(Dataset entries on figures)
++++++++++
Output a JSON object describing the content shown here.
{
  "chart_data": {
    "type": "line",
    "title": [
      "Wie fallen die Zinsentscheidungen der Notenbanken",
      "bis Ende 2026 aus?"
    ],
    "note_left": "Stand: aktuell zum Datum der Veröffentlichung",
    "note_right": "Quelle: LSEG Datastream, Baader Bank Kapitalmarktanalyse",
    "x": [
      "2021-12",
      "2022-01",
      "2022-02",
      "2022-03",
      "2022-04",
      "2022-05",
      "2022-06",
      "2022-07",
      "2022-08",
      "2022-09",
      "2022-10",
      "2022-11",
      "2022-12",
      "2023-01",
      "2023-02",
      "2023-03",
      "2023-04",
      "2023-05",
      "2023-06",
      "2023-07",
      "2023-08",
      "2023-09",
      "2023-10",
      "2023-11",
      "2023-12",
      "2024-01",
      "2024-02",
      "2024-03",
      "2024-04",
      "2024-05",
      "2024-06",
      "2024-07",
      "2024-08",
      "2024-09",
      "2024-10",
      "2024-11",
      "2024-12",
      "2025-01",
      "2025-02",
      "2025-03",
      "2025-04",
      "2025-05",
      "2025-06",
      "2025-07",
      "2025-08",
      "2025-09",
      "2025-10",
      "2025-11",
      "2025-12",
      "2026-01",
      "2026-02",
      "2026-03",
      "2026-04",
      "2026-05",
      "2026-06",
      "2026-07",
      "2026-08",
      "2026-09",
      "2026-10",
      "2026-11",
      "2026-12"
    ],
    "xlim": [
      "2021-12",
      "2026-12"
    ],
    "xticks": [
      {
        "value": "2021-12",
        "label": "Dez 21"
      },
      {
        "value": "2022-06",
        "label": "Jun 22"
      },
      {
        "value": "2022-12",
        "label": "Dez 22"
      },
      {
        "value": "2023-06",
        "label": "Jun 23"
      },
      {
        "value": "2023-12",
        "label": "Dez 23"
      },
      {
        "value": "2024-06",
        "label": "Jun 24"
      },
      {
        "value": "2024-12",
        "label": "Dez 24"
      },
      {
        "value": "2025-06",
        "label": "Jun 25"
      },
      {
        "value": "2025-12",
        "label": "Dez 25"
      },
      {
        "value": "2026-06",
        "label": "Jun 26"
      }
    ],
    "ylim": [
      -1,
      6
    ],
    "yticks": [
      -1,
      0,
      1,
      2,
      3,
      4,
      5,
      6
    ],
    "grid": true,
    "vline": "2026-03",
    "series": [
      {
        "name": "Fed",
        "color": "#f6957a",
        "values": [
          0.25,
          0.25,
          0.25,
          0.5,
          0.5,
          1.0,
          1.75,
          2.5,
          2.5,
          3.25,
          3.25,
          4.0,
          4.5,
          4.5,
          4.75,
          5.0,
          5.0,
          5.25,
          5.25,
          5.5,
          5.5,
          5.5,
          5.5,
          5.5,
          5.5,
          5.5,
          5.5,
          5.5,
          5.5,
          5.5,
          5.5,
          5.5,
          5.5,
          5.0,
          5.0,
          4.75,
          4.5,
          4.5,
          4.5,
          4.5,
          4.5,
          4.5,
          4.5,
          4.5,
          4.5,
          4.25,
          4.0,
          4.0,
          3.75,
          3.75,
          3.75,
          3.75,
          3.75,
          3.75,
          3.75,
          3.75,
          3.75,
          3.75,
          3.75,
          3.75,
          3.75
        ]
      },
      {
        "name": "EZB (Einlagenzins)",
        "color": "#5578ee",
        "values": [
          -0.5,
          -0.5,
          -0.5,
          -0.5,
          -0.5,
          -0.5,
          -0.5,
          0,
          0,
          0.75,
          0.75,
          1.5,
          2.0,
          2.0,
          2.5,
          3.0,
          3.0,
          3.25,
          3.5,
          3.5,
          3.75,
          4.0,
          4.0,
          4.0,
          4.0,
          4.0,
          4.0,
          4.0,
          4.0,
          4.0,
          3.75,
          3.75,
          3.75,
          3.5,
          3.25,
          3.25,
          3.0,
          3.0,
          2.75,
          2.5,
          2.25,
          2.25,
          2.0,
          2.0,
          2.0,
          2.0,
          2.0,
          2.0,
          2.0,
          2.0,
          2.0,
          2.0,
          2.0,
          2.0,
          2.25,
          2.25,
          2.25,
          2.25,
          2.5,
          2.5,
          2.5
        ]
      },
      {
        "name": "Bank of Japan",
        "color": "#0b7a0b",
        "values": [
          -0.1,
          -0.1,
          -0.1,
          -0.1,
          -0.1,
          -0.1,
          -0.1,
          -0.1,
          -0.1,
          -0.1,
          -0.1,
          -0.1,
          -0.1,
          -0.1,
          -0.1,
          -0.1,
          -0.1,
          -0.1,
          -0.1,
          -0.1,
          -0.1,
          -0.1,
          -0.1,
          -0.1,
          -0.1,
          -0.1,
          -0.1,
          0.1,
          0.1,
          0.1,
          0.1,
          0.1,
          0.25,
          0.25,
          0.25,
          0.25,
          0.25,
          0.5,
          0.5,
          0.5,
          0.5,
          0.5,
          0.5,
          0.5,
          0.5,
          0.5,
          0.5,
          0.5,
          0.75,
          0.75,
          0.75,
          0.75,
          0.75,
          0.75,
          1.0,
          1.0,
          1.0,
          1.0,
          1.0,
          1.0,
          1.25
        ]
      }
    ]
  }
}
++++++++++
▶ [PROBLEM]: All the data must be duplicated exactly, with nothing added or removed.

▶ [ANSWER FOR THIS EXERCISE]:
Output a JSON object describing the content shown here.
{
  "chart_data": {
    "type": "line",
    "title": [
      "Wie fallen die Zinsentscheidungen der Notenbanken",
      "bis Ende 2026 aus?"
    ],
    "note_left": "Stand: aktuell zum Datum der Veröffentlichung",
    "note_right": "Quelle: LSEG Datastream, Baader Bank Kapitalmarktanalyse",
    "x": [
      "2021-12",
      "2022-01",
      "2022-02",
      "2022-03",
      "2022-04",
      "2022-05",
      "2022-06",
      "2022-07",
      "2022-08",
      "2022-09",
      "2022-10",
      "2022-11",
      "2022-12",
      "2023-01",
      "2023-02",
      "2023-03",
      "2023-04",
      "2023-05",
      "2023-06",
      "2023-07",
      "2023-08",
      "2023-09",
      "2023-10",
      "2023-11",
      "2023-12",
      "2024-01",
      "2024-02",
      "2024-03",
      "2024-04",
      "2024-05",
      "2024-06",
      "2024-07",
      "2024-08",
      "2024-09",
      "2024-10",
      "2024-11",
      "2024-12",
      "2025-01",
      "2025-02",
      "2025-03",
      "2025-04",
      "2025-05",
      "2025-06",
      "2025-07",
      "2025-08",
      "2025-09",
      "2025-10",
      "2025-11",
      "2025-12",
      "2026-01",
      "2026-02",
      "2026-03",
      "2026-04",
      "2026-05",
      "2026-06",
      "2026-07",
      "2026-08",
      "2026-09",
      "2026-10",
      "2026-11",
      "2026-12"
    ],
    "xlim": [
      "2021-12",
      "2026-12"
    ],
    "xticks": [
      {
        "value": "2021-12",
        "label": "Dez 21"
      },
      {
        "value": "2022-06",
        "label": "Jun 22"
      },
      {
        "value": "2022-12",
        "label": "Dez 22"
      },
      {
        "value": "2023-06",
        "label": "Jun 23"
      },
      {
        "value": "2023-12",
        "label": "Dez 23"
      },
      {
        "value": "2024-06",
        "label": "Jun 24"
      },
      {
        "value": "2024-12",
        "label": "Dez 24"
      },
      {
        "value": "2025-06",
        "label": "Jun 25"
      },
      {
        "value": "2025-12",
        "label": "Dez 25"
      },
      {
        "value": "2026-06",
        "label": "Jun 26"
      }
    ],
    "ylim": [
      -1,
      6
    ],
    "yticks": [
      -1,
      0,
      1,
      2,
      3,
      4,
      5,
      6
    ],
    "grid": true,
    "vline": "2026-03",
    "series": [
      {
        "name": "Fed",
        "color": "#f6957a",
        "values": [
          0.25,
          0.25,
          0.25,
          0.5,
          0.5,
          1.0,
          1.75,
          2.5,
          2.5,
          3.25,
          3.25,
          4.0,
          4.5,
          4.5,
          4.75,
          5.0,
          5.0,
          5.25,
          5.25,
          5.5,
          5.5,
          5.5,
          5.5,
          5.5,
          5.5,
          5.5,
          5.5,
          5.5,
          5.5,
          5.5,
          5.5,
          5.5,
          5.5,
          5.0,
          5.0,
          4.75,
          4.5,
          4.5,
          4.5,
          4.5,
          4.5,
          4.5,
          4.5,
          4.5,
          4.5,
          4.25,
          4.0,
          4.0,
          3.75,
          3.75,
          3.75,
          3.75,
          3.75,
          3.75,
          3.75,
          3.75,
          3.75,
          3.75,
          3.75,
          3.75,
          3.75
        ]
      },
      {
        "name": "EZB (Einlagenzins)",
        "color": "#5578ee",
        "values": [
          -0.5,
          -0.5,
          -0.5,
          -0.5,
          -0.5,
          -0.5,
          -0.5,
          0,
          0,
          0.75,
          0.75,
          1.5,
          2.0,
          2.0,
          2.5,
          3.0,
          3.0,
          3.25,
          3.5,
          3.5,
          3.75,
          4.0,
          4.0,
          4.0,
          4.0,
          4.0,
          4.0,
          4.0,
          4.0,
          4.0,
          3.75,
          3.75,
          3.75,
          3.5,
          3.25,
          3.25,
          3.0,
          3.0,
          2.75,
          2.5,
          2.25,
          2.25,
          2.0,
          2.0,
          2.0,
          2.0,
          2.0,
          2.0,
          2.0,
          2.0,
          2.0,
          2.0,
          2.0,
          2.0,
          2.25,
          2.25,
          2.25,
          2.25,
          2.5,
          2.5,
          2.5
        ]
      },
      {
        "name": "Bank of Japan",
        "color": "#0b7a0b",
        "values": [
          -0.1,
          -0.1,
          -0.1,
          -0.1,
          -0.1,
          -0.1,
          -0.1,
          -0.1,
          -0.1,
          -0.1,
          -0.1,
          -0.1,
          -0.1,
          -0.1,
          -0.1,
          -0.1,
          -0.1,
          -0.1,
          -0.1,
          -0.1,
          -0.1,
          -0.1,
          -0.1,
          -0.1,
          -0.1,
          -0.1,
          -0.1,
          0.1,
          0.1,
          0.1,
          0.1,
          0.1,
          0.25,
          0.25,
          0.25,
          0.25,
          0.25,
          0.5,
          0.5,
          0.5,
          0.5,
          0.5,
          0.5,
          0.5,
          0.5,
          0.5,
          0.5,
          0.5,
          0.75,
          0.75,
          0.75,
          0.75,
          0.75,
          0.75,
          1.0,
          1.0,
          1.0,
          1.0,
          1.0,
          1.0,
          1.25
        ]
      }
    ]
  }
}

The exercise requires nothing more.